Excerpts from a figure dataset:
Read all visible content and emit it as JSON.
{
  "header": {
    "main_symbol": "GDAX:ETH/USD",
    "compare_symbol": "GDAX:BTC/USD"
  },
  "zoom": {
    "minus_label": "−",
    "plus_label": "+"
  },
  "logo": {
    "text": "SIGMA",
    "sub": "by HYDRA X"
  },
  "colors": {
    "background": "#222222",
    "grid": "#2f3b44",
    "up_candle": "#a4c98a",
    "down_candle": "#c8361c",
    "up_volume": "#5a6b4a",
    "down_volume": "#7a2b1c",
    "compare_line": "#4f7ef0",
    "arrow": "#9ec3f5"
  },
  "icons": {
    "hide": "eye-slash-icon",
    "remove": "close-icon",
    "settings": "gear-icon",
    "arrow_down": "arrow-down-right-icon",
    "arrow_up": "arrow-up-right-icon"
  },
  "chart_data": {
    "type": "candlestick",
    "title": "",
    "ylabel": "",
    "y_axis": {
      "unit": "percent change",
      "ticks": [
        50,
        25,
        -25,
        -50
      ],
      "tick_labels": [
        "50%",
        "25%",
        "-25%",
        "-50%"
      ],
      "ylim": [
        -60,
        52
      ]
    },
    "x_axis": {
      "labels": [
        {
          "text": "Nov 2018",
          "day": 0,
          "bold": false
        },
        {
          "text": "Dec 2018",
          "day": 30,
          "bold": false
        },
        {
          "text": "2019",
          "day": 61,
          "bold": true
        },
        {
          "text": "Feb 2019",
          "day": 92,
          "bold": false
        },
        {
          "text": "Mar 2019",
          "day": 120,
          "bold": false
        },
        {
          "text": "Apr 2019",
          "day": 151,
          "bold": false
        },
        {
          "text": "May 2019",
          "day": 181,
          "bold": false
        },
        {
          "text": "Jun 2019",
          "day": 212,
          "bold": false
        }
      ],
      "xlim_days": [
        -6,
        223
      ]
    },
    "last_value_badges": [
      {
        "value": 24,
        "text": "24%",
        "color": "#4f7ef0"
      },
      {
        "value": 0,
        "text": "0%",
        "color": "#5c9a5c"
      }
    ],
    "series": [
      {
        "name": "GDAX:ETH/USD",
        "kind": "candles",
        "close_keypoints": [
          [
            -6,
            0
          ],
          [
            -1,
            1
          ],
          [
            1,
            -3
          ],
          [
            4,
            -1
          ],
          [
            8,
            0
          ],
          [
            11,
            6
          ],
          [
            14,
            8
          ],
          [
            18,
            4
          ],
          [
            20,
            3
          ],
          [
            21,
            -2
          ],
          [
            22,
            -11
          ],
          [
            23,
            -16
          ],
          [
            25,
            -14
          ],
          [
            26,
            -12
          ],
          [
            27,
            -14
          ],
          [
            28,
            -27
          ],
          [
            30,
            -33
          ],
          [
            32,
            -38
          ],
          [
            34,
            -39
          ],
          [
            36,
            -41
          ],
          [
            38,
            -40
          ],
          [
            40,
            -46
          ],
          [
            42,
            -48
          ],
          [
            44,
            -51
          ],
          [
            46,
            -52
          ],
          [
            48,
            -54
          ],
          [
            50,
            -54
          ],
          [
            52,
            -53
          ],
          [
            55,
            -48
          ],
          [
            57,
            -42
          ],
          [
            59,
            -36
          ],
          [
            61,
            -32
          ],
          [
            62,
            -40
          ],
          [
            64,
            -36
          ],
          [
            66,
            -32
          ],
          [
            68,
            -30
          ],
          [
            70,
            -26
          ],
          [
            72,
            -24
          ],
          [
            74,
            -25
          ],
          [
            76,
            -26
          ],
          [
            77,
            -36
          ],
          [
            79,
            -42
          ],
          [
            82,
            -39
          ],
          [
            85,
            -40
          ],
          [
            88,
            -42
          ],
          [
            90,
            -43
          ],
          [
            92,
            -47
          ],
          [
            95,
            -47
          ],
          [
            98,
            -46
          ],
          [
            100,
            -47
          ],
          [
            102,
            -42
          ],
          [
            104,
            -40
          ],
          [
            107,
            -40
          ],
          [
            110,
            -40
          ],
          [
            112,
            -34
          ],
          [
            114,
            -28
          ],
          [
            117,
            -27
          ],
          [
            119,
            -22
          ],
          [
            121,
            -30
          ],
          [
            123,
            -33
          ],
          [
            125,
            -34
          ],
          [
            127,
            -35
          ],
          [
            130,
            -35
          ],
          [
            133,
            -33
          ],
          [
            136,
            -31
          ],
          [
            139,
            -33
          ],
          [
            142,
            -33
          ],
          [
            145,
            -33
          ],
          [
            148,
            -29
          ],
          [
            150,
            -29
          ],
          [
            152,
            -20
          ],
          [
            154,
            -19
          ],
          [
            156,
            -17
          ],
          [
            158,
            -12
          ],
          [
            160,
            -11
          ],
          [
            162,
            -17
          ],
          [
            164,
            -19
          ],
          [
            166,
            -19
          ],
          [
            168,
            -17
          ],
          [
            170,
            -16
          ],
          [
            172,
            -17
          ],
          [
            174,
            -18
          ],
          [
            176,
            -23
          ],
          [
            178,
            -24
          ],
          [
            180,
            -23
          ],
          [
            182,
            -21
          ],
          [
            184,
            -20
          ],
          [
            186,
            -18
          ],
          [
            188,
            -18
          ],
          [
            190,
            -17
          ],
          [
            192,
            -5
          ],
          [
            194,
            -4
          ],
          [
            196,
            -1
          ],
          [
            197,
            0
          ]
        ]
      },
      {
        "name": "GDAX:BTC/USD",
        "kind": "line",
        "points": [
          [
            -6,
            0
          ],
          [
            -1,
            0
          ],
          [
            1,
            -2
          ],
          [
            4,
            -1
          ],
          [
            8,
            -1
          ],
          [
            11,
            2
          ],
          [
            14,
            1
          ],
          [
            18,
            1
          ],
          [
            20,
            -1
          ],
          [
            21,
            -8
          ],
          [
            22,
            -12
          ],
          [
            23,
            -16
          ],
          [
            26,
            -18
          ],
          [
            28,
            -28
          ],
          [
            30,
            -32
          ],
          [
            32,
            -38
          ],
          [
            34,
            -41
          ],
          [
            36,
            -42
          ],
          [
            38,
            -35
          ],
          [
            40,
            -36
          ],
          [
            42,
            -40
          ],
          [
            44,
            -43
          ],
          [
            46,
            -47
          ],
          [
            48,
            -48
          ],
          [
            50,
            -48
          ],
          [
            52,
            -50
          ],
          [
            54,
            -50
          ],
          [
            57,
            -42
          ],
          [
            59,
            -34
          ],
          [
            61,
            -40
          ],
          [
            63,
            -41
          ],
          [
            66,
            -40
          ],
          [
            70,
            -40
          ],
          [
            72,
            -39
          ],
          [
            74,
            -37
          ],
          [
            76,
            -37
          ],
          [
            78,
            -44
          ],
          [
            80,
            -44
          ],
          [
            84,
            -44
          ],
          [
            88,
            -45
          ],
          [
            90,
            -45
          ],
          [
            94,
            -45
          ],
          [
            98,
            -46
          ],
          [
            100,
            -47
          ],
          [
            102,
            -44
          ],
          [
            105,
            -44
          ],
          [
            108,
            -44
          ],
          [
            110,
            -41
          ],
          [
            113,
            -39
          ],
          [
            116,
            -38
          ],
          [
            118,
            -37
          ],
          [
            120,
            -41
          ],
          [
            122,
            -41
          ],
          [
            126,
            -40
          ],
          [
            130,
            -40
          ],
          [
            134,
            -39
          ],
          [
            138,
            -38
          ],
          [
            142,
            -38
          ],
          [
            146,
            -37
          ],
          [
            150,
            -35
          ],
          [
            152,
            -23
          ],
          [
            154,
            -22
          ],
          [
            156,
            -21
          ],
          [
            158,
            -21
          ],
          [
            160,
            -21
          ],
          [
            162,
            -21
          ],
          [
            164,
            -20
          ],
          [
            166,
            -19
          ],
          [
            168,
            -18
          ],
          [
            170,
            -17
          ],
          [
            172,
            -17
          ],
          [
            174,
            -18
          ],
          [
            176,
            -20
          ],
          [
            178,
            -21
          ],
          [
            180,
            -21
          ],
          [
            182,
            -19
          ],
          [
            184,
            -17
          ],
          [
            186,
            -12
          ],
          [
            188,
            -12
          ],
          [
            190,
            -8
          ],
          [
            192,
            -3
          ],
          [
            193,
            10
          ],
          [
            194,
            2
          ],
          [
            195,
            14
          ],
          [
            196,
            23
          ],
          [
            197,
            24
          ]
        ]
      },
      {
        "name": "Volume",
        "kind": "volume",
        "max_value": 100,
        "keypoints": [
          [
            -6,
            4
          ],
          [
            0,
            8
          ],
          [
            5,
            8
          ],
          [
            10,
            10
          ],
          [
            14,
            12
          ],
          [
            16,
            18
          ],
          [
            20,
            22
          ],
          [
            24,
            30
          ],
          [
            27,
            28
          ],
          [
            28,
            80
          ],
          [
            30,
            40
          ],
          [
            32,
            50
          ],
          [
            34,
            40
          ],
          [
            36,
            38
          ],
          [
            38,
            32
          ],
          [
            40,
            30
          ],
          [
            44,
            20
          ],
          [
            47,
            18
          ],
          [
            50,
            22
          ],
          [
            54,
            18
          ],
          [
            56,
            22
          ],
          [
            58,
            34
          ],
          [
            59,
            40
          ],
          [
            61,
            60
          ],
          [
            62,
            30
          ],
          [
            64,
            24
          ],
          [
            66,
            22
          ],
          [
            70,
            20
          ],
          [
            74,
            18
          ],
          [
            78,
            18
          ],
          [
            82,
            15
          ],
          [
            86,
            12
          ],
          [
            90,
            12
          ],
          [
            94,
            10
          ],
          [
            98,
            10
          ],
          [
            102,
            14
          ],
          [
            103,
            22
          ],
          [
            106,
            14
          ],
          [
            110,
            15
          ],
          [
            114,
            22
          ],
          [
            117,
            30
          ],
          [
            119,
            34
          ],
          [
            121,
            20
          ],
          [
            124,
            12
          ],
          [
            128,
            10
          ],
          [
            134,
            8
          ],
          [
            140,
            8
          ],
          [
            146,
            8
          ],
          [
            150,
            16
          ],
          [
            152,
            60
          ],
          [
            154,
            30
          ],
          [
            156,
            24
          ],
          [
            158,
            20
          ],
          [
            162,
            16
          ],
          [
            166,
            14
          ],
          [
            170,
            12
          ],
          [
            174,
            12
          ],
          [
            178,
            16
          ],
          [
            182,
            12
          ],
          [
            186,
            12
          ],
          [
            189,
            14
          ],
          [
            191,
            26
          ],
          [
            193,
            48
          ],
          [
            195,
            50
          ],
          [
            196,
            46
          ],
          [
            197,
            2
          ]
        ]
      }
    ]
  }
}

- INSTRUCTION -
Filter the data for the string "right" and copy every line that has it.

- SOLUTION FOR THIS PROBLEM -
    "arrow_down": "arrow-down-right-icon",
    "arrow_up": "arrow-up-right-icon"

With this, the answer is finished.